-- START OF Task inputs --

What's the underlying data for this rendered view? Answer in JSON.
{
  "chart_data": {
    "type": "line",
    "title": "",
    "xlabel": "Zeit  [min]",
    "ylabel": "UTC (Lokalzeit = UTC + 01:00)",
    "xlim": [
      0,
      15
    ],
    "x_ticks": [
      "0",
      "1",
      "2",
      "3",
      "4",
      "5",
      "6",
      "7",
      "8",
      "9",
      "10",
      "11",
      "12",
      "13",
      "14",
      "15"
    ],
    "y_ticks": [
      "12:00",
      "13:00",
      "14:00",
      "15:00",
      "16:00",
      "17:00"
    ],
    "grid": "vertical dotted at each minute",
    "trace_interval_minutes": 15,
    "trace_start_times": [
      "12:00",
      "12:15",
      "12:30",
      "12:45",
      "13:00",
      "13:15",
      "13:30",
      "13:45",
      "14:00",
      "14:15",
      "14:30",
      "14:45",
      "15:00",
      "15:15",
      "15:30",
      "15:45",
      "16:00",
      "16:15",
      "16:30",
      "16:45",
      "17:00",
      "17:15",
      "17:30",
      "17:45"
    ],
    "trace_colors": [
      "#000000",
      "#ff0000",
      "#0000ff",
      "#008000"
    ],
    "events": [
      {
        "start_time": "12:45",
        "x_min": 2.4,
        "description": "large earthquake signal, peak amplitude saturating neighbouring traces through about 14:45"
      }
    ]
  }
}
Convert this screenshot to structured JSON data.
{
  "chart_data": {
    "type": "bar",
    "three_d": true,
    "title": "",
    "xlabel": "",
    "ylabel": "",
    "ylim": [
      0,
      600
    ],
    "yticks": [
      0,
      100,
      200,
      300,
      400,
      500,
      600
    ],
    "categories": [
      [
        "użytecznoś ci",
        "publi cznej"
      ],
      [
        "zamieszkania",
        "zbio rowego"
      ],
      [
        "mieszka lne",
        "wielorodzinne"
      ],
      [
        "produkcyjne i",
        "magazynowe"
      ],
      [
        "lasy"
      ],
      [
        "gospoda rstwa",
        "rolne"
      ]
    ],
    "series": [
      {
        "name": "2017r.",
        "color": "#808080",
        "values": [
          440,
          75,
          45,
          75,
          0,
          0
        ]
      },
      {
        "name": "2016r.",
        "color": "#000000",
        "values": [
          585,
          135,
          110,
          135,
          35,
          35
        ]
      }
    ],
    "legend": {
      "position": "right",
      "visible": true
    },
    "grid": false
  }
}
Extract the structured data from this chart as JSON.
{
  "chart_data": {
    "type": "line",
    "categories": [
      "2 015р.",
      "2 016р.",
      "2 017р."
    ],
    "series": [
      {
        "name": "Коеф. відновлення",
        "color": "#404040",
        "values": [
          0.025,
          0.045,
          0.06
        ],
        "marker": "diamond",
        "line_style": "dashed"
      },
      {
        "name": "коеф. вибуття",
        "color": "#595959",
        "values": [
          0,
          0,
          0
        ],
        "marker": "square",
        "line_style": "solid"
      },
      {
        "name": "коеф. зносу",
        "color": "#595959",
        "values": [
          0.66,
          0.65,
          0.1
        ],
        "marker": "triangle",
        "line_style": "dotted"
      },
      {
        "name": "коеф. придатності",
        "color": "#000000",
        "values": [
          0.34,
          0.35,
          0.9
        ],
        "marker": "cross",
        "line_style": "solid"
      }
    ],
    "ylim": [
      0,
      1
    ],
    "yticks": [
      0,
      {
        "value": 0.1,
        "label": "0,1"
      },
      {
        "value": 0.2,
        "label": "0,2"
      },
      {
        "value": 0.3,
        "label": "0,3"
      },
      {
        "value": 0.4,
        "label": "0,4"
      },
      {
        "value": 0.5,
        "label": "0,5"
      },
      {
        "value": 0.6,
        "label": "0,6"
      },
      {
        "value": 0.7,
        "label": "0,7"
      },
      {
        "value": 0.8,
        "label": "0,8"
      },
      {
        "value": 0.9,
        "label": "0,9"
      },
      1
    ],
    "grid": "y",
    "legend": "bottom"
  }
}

-- END OF Task inputs --

◆ Given problem:
Print all the data exactly.

◆ Result of this exercise:
What's the underlying data for this rendered view? Answer in JSON.
{
  "chart_data": {
    "type": "line",
    "title": "",
    "xlabel": "Zeit  [min]",
    "ylabel": "UTC (Lokalzeit = UTC + 01:00)",
    "xlim": [
      0,
      15
    ],
    "x_ticks": [
      "0",
      "1",
      "2",
      "3",
      "4",
      "5",
      "6",
      "7",
      "8",
      "9",
      "10",
      "11",
      "12",
      "13",
      "14",
      "15"
    ],
    "y_ticks": [
      "12:00",
      "13:00",
      "14:00",
      "15:00",
      "16:00",
      "17:00"
    ],
    "grid": "vertical dotted at each minute",
    "trace_interval_minutes": 15,
    "trace_start_times": [
      "12:00",
      "12:15",
      "12:30",
      "12:45",
      "13:00",
      "13:15",
      "13:30",
      "13:45",
      "14:00",
      "14:15",
      "14:30",
      "14:45",
      "15:00",
      "15:15",
      "15:30",
      "15:45",
      "16:00",
      "16:15",
      "16:30",
      "16:45",
      "17:00",
      "17:15",
      "17:30",
      "17:45"
    ],
    "trace_colors": [
      "#000000",
      "#ff0000",
      "#0000ff",
      "#008000"
    ],
    "events": [
      {
        "start_time": "12:45",
        "x_min": 2.4,
        "description": "large earthquake signal, peak amplitude saturating neighbouring traces through about 14:45"
      }
    ]
  }
}
Convert this screenshot to structured JSON data.
{
  "chart_data": {
    "type": "bar",
    "three_d": true,
    "title": "",
    "xlabel": "",
    "ylabel": "",
    "ylim": [
      0,
      600
    ],
    "yticks": [
      0,
      100,
      200,
      300,
      400,
      500,
      600
    ],
    "categories": [
      [
        "użytecznoś ci",
        "publi cznej"
      ],
      [
        "zamieszkania",
        "zbio rowego"
      ],
      [
        "mieszka lne",
        "wielorodzinne"
      ],
      [
        "produkcyjne i",
        "magazynowe"
      ],
      [
        "lasy"
      ],
      [
        "gospoda rstwa",
        "rolne"
      ]
    ],
    "series": [
      {
        "name": "2017r.",
        "color": "#808080",
        "values": [
          440,
          75,
          45,
          75,
          0,
          0
        ]
      },
      {
        "name": "2016r.",
        "color": "#000000",
        "values": [
          585,
          135,
          110,
          135,
          35,
          35
        ]
      }
    ],
    "legend": {
      "position": "right",
      "visible": true
    },
    "grid": false
  }
}
Extract the structured data from this chart as JSON.
{
  "chart_data": {
    "type": "line",
    "categories": [
      "2 015р.",
      "2 016р.",
      "2 017р."
    ],
    "series": [
      {
        "name": "Коеф. відновлення",
        "color": "#404040",
        "values": [
          0.025,
          0.045,
          0.06
        ],
        "marker": "diamond",
        "line_style": "dashed"
      },
      {
        "name": "коеф. вибуття",
        "color": "#595959",
        "values": [
          0,
          0,
          0
        ],
        "marker": "square",
        "line_style": "solid"
      },
      {
        "name": "коеф. зносу",
        "color": "#595959",
        "values": [
          0.66,
          0.65,
          0.1
        ],
        "marker": "triangle",
        "line_style": "dotted"
      },
      {
        "name": "коеф. придатності",
        "color": "#000000",
        "values": [
          0.34,
          0.35,
          0.9
        ],
        "marker": "cross",
        "line_style": "solid"
      }
    ],
    "ylim": [
      0,
      1
    ],
    "yticks": [
      0,
      {
        "value": 0.1,
        "label": "0,1"
      },
      {
        "value": 0.2,
        "label": "0,2"
      },
      {
        "value": 0.3,
        "label": "0,3"
      },
      {
        "value": 0.4,
        "label": "0,4"
      },
      {
        "value": 0.5,
        "label": "0,5"
      },
      {
        "value": 0.6,
        "label": "0,6"
      },
      {
        "value": 0.7,
        "label": "0,7"
      },
      {
        "value": 0.8,
        "label": "0,8"
      },
      {
        "value": 0.9,
        "label": "0,9"
      },
      1
    ],
    "grid": "y",
    "legend": "bottom"
  }
}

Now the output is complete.